What is required> Exact repetition of every entry is required.

[Data excerpts]
## START
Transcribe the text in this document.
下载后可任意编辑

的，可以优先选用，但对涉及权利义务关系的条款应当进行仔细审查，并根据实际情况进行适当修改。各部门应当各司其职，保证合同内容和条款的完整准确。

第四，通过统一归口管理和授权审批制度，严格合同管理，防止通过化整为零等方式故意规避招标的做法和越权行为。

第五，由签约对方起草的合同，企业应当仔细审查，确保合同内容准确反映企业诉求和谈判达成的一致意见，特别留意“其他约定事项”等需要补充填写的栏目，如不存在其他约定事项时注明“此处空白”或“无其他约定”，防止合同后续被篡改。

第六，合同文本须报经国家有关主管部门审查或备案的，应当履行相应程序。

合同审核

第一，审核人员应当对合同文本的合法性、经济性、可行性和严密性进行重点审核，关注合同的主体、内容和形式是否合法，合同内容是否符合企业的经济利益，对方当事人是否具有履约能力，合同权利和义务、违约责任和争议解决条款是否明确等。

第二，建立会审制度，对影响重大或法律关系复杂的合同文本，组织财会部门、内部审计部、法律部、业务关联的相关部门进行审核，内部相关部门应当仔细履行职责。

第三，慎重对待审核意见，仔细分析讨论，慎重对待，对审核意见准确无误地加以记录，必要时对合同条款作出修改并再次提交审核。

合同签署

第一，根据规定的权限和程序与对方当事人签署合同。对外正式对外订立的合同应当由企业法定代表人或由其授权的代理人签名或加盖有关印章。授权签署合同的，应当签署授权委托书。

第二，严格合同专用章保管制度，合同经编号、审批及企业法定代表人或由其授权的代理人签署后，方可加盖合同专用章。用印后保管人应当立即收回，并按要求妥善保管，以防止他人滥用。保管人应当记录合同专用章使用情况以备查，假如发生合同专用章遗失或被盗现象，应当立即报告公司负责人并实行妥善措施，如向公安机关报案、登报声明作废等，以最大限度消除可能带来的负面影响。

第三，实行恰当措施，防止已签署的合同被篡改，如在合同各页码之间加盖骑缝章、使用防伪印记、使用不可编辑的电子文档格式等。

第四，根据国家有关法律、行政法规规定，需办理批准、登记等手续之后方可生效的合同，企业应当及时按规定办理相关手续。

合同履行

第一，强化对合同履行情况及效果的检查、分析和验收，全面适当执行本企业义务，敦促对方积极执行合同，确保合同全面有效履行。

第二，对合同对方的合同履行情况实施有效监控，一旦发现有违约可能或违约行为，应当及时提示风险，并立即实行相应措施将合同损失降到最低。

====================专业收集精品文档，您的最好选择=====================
## END
Written response>
Transcribe the text in this document.
下载后可任意编辑

的，可以优先选用，但对涉及权利义务关系的条款应当进行仔细审查，并根据实际情况进行适当修改。各部门应当各司其职，保证合同内容和条款的完整准确。

第四，通过统一归口管理和授权审批制度，严格合同管理，防止通过化整为零等方式故意规避招标的做法和越权行为。

第五，由签约对方起草的合同，企业应当仔细审查，确保合同内容准确反映企业诉求和谈判达成的一致意见，特别留意“其他约定事项”等需要补充填写的栏目，如不存在其他约定事项时注明“此处空白”或“无其他约定”，防止合同后续被篡改。

第六，合同文本须报经国家有关主管部门审查或备案的，应当履行相应程序。

合同审核

第一，审核人员应当对合同文本的合法性、经济性、可行性和严密性进行重点审核，关注合同的主体、内容和形式是否合法，合同内容是否符合企业的经济利益，对方当事人是否具有履约能力，合同权利和义务、违约责任和争议解决条款是否明确等。

第二，建立会审制度，对影响重大或法律关系复杂的合同文本，组织财会部门、内部审计部、法律部、业务关联的相关部门进行审核，内部相关部门应当仔细履行职责。

第三，慎重对待审核意见，仔细分析讨论，慎重对待，对审核意见准确无误地加以记录，必要时对合同条款作出修改并再次提交审核。

合同签署

第一，根据规定的权限和程序与对方当事人签署合同。对外正式对外订立的合同应当由企业法定代表人或由其授权的代理人签名或加盖有关印章。授权签署合同的，应当签署授权委托书。

第二，严格合同专用章保管制度，合同经编号、审批及企业法定代表人或由其授权的代理人签署后，方可加盖合同专用章。用印后保管人应当立即收回，并按要求妥善保管，以防止他人滥用。保管人应当记录合同专用章使用情况以备查，假如发生合同专用章遗失或被盗现象，应当立即报告公司负责人并实行妥善措施，如向公安机关报案、登报声明作废等，以最大限度消除可能带来的负面影响。

第三，实行恰当措施，防止已签署的合同被篡改，如在合同各页码之间加盖骑缝章、使用防伪印记、使用不可编辑的电子文档格式等。

第四，根据国家有关法律、行政法规规定，需办理批准、登记等手续之后方可生效的合同，企业应当及时按规定办理相关手续。

合同履行

第一，强化对合同履行情况及效果的检查、分析和验收，全面适当执行本企业义务，敦促对方积极执行合同，确保合同全面有效履行。

第二，对合同对方的合同履行情况实施有效监控，一旦发现有违约可能或违约行为，应当及时提示风险，并立即实行相应措施将合同损失降到最低。

====================专业收集精品文档，您的最好选择=====================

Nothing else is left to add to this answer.